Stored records
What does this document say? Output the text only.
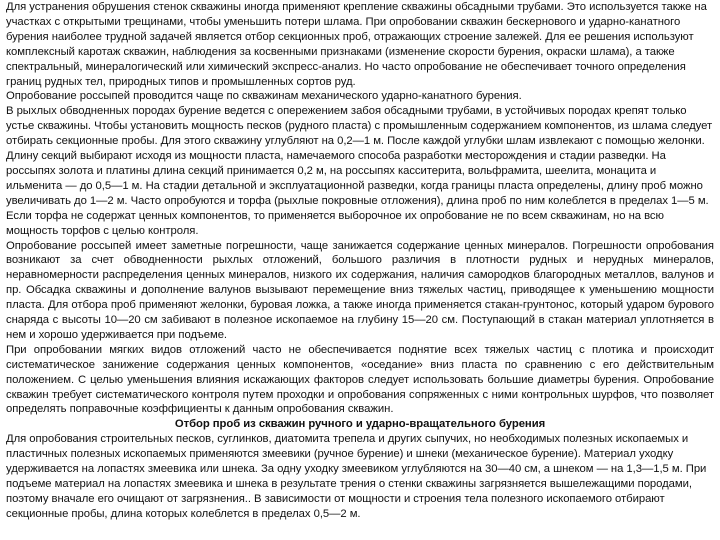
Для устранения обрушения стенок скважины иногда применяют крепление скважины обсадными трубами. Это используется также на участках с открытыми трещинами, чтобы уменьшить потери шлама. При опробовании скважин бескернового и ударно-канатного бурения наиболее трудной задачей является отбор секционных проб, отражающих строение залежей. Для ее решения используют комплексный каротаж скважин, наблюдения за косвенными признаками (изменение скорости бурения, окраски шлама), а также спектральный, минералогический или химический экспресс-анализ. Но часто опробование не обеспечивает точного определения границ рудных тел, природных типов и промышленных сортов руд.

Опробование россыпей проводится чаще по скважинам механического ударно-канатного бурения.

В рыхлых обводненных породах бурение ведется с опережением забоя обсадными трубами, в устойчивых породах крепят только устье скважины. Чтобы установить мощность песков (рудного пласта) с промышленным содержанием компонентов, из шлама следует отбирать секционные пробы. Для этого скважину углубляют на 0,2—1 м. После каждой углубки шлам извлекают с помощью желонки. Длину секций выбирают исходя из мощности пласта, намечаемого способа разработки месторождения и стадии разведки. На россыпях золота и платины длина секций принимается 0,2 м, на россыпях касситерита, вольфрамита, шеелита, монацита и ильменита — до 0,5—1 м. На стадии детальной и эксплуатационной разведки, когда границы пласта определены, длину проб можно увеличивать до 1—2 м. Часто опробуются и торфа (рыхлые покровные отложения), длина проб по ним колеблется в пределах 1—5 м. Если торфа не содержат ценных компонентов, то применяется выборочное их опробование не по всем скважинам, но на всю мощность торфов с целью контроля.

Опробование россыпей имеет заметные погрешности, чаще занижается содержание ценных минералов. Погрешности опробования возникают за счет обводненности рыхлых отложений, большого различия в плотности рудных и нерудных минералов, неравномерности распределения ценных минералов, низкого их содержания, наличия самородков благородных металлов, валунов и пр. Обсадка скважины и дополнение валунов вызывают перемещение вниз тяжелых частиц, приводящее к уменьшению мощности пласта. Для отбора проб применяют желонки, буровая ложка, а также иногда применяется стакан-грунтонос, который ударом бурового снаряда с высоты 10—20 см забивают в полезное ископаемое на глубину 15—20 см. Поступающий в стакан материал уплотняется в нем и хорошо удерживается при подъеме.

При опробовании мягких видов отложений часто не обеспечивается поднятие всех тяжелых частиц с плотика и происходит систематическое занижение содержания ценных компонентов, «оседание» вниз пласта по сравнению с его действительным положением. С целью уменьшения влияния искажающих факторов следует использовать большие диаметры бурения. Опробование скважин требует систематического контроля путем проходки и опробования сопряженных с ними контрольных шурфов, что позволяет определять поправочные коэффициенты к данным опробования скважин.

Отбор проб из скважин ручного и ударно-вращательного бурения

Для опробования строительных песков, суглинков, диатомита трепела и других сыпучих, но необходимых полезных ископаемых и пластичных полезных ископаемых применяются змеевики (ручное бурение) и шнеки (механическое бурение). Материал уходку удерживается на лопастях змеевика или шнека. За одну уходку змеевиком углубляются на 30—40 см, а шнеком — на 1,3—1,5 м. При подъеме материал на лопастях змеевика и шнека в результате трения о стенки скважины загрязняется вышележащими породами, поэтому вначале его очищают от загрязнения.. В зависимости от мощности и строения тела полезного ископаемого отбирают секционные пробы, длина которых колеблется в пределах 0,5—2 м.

> **Task**: Quote all the records verbatim, dropping any pictures from your copy.

> **Final result**:
What does this document say? Output the text only.
Для устранения обрушения стенок скважины иногда применяют крепление скважины обсадными трубами. Это используется также на участках с открытыми трещинами, чтобы уменьшить потери шлама. При опробовании скважин бескернового и ударно-канатного бурения наиболее трудной задачей является отбор секционных проб, отражающих строение залежей. Для ее решения используют комплексный каротаж скважин, наблюдения за косвенными признаками (изменение скорости бурения, окраски шлама), а также спектральный, минералогический или химический экспресс-анализ. Но часто опробование не обеспечивает точного определения границ рудных тел, природных типов и промышленных сортов руд.

Опробование россыпей проводится чаще по скважинам механического ударно-канатного бурения.

В рыхлых обводненных породах бурение ведется с опережением забоя обсадными трубами, в устойчивых породах крепят только устье скважины. Чтобы установить мощность песков (рудного пласта) с промышленным содержанием компонентов, из шлама следует отбирать секционные пробы. Для этого скважину углубляют на 0,2—1 м. После каждой углубки шлам извлекают с помощью желонки. Длину секций выбирают исходя из мощности пласта, намечаемого способа разработки месторождения и стадии разведки. На россыпях золота и платины длина секций принимается 0,2 м, на россыпях касситерита, вольфрамита, шеелита, монацита и ильменита — до 0,5—1 м. На стадии детальной и эксплуатационной разведки, когда границы пласта определены, длину проб можно увеличивать до 1—2 м. Часто опробуются и торфа (рыхлые покровные отложения), длина проб по ним колеблется в пределах 1—5 м. Если торфа не содержат ценных компонентов, то применяется выборочное их опробование не по всем скважинам, но на всю мощность торфов с целью контроля.

Опробование россыпей имеет заметные погрешности, чаще занижается содержание ценных минералов. Погрешности опробования возникают за счет обводненности рыхлых отложений, большого различия в плотности рудных и нерудных минералов, неравномерности распределения ценных минералов, низкого их содержания, наличия самородков благородных металлов, валунов и пр. Обсадка скважины и дополнение валунов вызывают перемещение вниз тяжелых частиц, приводящее к уменьшению мощности пласта. Для отбора проб применяют желонки, буровая ложка, а также иногда применяется стакан-грунтонос, который ударом бурового снаряда с высоты 10—20 см забивают в полезное ископаемое на глубину 15—20 см. Поступающий в стакан материал уплотняется в нем и хорошо удерживается при подъеме.

При опробовании мягких видов отложений часто не обеспечивается поднятие всех тяжелых частиц с плотика и происходит систематическое занижение содержания ценных компонентов, «оседание» вниз пласта по сравнению с его действительным положением. С целью уменьшения влияния искажающих факторов следует использовать большие диаметры бурения. Опробование скважин требует систематического контроля путем проходки и опробования сопряженных с ними контрольных шурфов, что позволяет определять поправочные коэффициенты к данным опробования скважин.

Отбор проб из скважин ручного и ударно-вращательного бурения

Для опробования строительных песков, суглинков, диатомита трепела и других сыпучих, но необходимых полезных ископаемых и пластичных полезных ископаемых применяются змеевики (ручное бурение) и шнеки (механическое бурение). Материал уходку удерживается на лопастях змеевика или шнека. За одну уходку змеевиком углубляются на 30—40 см, а шнеком — на 1,3—1,5 м. При подъеме материал на лопастях змеевика и шнека в результате трения о стенки скважины загрязняется вышележащими породами, поэтому вначале его очищают от загрязнения.. В зависимости от мощности и строения тела полезного ископаемого отбирают секционные пробы, длина которых колеблется в пределах 0,5—2 м.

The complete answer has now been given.